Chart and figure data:

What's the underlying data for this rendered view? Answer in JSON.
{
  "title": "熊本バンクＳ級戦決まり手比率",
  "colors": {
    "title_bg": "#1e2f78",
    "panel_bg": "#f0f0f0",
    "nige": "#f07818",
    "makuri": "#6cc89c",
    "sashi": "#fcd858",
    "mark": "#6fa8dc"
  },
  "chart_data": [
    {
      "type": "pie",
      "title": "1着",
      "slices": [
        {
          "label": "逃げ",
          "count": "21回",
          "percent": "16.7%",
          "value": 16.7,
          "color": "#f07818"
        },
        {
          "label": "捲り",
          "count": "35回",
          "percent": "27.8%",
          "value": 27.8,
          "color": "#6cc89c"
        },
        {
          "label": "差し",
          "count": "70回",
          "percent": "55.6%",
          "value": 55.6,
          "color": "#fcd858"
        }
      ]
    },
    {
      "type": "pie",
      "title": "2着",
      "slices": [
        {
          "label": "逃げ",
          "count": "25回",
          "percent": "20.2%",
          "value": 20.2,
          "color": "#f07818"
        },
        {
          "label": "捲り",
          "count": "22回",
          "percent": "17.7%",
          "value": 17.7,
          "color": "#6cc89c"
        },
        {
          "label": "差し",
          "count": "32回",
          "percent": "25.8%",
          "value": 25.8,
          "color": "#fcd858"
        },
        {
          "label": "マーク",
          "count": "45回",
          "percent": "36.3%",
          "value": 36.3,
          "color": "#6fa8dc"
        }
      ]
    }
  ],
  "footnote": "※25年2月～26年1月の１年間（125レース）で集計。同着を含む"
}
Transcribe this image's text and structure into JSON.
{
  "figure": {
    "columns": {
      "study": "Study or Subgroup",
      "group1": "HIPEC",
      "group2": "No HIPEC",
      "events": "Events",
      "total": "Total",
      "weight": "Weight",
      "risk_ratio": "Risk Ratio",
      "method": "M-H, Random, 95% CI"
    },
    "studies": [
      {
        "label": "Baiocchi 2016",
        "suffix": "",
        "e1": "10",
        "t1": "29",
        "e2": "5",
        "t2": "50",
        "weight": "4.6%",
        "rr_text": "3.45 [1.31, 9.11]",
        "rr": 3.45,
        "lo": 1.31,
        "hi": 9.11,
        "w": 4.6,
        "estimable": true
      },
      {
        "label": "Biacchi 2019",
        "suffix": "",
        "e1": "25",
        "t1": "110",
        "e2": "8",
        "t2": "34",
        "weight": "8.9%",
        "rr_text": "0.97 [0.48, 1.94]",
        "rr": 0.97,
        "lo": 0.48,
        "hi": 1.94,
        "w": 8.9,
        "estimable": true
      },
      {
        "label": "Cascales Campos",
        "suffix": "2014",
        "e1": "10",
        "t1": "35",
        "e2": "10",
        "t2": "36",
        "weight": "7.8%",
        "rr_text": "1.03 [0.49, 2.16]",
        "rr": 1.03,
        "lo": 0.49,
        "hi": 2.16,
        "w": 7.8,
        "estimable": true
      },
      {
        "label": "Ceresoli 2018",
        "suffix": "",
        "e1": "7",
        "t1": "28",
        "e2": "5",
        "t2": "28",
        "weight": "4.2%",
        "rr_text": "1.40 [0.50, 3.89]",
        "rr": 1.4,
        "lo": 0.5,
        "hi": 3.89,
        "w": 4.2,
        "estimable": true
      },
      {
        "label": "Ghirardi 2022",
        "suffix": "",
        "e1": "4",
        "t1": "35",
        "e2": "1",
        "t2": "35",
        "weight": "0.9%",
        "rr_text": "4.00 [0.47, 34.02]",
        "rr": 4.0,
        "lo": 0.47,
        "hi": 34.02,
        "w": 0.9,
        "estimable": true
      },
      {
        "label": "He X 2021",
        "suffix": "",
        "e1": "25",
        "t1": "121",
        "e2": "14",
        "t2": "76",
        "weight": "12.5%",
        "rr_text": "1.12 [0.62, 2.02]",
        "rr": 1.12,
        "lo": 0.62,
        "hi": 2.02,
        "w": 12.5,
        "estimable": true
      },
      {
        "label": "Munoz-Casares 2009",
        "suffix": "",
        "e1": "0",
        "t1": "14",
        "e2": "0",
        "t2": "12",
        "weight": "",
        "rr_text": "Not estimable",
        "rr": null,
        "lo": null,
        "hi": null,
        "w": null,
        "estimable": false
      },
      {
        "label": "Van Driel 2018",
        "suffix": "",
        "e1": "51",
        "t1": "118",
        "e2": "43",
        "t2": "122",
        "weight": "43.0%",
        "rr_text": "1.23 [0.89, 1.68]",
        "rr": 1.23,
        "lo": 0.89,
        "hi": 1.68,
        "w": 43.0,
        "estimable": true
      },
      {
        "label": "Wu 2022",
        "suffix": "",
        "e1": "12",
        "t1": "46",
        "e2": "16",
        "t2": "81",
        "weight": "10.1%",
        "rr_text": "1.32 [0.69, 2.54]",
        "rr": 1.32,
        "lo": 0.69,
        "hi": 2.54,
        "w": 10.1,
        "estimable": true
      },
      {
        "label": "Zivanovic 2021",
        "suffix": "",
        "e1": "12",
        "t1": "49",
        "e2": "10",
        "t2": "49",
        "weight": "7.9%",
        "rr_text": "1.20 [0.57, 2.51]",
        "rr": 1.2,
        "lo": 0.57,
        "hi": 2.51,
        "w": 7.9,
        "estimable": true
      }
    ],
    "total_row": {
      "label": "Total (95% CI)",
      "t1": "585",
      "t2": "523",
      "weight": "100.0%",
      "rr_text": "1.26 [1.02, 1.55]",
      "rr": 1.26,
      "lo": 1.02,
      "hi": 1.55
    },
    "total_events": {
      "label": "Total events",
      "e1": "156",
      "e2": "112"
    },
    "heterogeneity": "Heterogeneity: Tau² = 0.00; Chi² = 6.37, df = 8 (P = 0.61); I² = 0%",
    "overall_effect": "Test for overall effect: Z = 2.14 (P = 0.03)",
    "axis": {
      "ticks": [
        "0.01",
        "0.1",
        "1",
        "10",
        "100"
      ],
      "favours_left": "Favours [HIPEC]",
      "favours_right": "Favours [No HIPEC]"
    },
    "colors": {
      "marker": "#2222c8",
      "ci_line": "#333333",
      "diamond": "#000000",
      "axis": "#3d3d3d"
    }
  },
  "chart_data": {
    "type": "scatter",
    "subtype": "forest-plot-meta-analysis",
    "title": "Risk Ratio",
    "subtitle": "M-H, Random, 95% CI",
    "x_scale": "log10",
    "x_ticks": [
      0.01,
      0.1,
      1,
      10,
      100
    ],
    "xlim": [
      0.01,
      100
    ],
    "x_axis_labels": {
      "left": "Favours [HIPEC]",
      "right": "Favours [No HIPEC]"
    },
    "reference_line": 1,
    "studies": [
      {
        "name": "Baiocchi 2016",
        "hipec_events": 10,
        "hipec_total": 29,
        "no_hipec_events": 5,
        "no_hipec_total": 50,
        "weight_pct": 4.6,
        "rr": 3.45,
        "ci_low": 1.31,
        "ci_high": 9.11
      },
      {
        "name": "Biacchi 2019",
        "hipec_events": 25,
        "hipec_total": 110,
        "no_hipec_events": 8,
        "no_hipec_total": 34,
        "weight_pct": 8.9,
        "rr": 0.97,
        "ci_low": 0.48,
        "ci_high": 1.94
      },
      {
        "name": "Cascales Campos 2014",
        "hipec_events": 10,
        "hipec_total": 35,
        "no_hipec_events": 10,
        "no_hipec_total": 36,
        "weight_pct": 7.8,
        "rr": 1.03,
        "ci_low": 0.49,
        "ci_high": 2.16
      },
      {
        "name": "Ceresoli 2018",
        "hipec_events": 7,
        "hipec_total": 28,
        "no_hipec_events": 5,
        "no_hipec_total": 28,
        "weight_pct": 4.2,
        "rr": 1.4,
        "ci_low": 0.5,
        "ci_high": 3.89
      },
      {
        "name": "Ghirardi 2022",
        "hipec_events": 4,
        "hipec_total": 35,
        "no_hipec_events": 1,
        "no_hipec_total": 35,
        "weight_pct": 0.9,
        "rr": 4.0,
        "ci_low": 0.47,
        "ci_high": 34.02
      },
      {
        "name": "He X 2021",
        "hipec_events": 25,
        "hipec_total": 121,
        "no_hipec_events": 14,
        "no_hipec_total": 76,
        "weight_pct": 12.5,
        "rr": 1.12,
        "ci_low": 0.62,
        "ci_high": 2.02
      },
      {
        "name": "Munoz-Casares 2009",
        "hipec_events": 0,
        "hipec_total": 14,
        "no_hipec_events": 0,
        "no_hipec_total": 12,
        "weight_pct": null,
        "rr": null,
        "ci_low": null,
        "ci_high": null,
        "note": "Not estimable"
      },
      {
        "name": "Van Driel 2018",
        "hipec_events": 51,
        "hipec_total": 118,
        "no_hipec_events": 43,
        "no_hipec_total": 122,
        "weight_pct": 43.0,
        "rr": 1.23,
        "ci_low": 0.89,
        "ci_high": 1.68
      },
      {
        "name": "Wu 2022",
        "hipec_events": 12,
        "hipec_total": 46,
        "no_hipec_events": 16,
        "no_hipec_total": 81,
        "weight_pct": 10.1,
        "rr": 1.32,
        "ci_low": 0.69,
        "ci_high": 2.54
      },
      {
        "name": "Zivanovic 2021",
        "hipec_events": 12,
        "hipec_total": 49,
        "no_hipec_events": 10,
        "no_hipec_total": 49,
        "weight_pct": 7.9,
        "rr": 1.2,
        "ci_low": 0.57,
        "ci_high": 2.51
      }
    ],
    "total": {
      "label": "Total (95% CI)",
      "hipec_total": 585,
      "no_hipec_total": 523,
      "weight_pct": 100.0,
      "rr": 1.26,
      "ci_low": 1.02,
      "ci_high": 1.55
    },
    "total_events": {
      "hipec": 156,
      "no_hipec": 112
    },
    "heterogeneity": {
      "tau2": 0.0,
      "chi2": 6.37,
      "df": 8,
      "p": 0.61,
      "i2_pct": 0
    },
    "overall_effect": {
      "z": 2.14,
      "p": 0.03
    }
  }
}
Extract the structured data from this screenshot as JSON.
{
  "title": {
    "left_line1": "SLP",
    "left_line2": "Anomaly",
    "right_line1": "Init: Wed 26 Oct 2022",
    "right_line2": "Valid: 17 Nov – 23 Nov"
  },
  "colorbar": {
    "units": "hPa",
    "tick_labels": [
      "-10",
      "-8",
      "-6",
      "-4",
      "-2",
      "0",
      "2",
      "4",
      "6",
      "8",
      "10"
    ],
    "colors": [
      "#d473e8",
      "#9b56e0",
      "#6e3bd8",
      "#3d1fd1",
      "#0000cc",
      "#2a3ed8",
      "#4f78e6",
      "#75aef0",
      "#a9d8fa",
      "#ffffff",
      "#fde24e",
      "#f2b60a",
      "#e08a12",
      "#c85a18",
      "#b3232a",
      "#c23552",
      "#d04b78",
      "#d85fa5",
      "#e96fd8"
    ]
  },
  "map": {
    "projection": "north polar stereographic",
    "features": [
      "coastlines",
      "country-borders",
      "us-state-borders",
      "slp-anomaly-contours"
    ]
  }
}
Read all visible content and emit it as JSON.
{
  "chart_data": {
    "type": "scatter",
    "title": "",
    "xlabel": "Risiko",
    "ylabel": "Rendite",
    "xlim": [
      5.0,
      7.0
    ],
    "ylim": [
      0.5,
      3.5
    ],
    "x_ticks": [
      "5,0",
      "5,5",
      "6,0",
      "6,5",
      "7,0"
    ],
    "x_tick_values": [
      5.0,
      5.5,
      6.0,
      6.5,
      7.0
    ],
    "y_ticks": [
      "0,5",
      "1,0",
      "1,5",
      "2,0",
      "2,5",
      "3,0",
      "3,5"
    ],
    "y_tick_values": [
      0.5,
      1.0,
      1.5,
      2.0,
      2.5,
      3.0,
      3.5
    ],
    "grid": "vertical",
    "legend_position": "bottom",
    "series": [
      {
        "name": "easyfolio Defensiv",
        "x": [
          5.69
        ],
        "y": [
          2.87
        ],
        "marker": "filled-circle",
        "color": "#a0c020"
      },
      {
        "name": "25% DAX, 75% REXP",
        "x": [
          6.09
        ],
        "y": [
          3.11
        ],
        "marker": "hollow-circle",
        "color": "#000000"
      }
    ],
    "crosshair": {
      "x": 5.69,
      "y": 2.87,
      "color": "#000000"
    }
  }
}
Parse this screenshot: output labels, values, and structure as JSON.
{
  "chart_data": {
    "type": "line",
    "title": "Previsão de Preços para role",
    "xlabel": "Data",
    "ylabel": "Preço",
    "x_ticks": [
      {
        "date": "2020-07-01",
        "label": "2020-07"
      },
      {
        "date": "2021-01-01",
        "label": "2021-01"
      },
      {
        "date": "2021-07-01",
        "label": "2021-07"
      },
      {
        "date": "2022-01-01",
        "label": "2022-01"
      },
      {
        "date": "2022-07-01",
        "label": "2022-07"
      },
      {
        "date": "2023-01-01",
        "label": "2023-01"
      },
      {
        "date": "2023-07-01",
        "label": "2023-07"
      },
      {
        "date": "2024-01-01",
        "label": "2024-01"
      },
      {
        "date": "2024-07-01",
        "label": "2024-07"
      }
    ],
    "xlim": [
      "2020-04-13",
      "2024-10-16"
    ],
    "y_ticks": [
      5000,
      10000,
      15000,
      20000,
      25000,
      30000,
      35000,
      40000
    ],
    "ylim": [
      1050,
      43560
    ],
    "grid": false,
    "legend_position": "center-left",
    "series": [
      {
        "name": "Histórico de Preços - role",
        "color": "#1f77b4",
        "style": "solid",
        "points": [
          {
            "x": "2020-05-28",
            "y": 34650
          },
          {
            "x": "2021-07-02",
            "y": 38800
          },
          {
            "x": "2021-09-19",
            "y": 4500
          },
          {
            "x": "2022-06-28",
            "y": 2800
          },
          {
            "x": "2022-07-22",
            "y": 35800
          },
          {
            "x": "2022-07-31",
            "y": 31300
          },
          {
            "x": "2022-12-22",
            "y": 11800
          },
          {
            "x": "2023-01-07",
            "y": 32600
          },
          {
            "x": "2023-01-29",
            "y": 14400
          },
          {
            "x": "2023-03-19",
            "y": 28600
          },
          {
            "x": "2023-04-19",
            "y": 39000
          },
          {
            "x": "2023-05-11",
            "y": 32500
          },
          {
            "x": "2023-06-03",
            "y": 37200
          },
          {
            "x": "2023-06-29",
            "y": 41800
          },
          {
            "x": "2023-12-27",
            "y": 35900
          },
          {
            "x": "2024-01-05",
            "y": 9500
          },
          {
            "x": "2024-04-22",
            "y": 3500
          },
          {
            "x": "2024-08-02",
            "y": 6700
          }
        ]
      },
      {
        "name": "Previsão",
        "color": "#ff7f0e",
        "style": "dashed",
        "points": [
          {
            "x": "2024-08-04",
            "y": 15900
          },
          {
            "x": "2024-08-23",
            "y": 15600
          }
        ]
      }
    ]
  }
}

**Work to be completed**
Extract each line holding the string "null".

**In response**
        "rr": null,
        "lo": null,
        "hi": null,
        "w": null,
        "weight_pct": null,
        "rr": null,
        "ci_low": null,
        "ci_high": null,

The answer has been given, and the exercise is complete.